§ **Task details**
Check every line of the records below for the string "JSON", then report only how many lines have it.

+++ Data supplied

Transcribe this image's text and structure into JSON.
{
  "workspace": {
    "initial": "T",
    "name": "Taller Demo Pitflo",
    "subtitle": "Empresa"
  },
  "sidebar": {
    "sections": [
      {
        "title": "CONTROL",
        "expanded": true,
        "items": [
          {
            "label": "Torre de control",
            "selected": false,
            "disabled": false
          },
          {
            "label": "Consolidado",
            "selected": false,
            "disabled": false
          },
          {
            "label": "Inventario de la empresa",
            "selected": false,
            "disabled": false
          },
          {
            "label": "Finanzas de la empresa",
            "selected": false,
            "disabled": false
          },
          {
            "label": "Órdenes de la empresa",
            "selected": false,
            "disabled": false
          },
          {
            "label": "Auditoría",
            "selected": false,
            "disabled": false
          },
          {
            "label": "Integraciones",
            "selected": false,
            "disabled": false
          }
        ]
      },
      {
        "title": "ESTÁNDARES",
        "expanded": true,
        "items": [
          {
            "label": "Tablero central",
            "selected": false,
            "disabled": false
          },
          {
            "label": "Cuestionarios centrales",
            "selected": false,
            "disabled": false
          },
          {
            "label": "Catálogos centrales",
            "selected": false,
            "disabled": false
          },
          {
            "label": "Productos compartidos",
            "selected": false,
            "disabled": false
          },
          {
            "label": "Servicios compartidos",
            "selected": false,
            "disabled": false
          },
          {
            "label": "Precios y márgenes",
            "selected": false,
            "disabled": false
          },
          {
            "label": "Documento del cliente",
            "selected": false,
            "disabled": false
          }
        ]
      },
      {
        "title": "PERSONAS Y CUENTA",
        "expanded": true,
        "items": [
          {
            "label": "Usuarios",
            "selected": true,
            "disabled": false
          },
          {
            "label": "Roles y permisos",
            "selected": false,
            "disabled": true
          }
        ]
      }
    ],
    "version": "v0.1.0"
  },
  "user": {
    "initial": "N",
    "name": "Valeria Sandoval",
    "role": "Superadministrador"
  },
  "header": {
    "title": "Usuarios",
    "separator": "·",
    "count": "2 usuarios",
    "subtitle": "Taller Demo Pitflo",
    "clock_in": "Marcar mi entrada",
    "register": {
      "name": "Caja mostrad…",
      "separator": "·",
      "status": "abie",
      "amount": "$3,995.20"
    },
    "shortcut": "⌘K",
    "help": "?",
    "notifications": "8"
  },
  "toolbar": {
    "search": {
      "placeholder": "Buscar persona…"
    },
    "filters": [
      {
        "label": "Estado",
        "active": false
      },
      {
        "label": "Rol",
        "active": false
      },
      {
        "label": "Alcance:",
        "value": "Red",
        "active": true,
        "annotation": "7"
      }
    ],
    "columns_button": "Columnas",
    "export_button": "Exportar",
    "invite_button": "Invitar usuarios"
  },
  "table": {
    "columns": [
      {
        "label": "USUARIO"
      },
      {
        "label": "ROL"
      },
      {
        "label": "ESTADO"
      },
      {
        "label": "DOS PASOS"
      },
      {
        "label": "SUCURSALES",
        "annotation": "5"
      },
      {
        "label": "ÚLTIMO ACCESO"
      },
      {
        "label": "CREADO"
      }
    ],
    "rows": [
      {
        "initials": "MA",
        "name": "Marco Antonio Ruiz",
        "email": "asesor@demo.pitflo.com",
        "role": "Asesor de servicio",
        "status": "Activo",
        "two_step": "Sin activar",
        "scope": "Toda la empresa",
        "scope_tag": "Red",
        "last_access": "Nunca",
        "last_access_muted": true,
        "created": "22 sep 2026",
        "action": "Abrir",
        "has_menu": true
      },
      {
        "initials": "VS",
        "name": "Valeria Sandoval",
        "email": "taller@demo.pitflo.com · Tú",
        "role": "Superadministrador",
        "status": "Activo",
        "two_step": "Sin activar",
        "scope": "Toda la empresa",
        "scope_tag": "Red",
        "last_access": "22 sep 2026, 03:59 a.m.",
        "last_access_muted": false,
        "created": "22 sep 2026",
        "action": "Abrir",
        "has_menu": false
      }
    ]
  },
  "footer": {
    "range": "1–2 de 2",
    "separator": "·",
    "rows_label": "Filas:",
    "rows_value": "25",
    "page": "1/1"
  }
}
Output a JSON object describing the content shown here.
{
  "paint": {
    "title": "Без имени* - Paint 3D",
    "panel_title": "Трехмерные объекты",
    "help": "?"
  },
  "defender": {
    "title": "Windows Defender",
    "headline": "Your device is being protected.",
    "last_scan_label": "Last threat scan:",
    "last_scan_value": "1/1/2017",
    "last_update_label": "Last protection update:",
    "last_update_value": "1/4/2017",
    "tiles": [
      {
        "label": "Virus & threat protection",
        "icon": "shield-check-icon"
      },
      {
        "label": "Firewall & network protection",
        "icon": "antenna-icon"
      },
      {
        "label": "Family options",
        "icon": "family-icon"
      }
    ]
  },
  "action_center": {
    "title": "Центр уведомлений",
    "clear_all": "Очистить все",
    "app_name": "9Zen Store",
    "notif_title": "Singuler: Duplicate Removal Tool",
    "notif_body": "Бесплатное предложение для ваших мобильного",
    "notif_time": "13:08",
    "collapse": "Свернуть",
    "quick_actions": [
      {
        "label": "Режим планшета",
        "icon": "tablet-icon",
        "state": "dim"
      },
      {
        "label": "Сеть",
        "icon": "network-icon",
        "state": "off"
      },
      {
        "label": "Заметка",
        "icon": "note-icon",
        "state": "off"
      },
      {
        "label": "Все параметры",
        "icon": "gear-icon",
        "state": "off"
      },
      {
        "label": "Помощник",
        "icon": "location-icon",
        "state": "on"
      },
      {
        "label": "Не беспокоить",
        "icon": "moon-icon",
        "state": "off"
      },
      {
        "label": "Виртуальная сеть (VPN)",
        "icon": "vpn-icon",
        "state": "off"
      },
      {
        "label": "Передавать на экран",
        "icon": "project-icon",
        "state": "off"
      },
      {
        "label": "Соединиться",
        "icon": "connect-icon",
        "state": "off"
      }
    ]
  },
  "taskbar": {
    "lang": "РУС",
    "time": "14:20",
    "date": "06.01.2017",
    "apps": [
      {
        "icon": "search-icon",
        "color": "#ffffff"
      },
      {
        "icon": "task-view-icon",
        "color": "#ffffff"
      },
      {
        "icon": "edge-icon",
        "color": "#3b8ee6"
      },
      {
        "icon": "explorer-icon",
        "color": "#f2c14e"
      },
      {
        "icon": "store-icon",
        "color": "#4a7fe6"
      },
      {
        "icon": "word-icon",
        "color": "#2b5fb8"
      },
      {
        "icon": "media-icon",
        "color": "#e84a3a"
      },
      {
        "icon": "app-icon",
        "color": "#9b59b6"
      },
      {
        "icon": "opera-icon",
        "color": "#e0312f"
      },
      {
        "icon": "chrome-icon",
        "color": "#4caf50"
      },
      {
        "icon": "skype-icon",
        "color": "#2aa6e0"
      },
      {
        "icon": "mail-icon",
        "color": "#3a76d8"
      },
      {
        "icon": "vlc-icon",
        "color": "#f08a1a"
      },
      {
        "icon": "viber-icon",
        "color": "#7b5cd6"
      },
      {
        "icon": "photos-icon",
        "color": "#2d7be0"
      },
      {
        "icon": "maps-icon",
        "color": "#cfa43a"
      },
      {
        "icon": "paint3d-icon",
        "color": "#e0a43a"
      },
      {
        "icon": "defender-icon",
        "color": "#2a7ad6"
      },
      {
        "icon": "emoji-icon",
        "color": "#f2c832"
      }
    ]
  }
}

++++++

§ **Exercise result**
2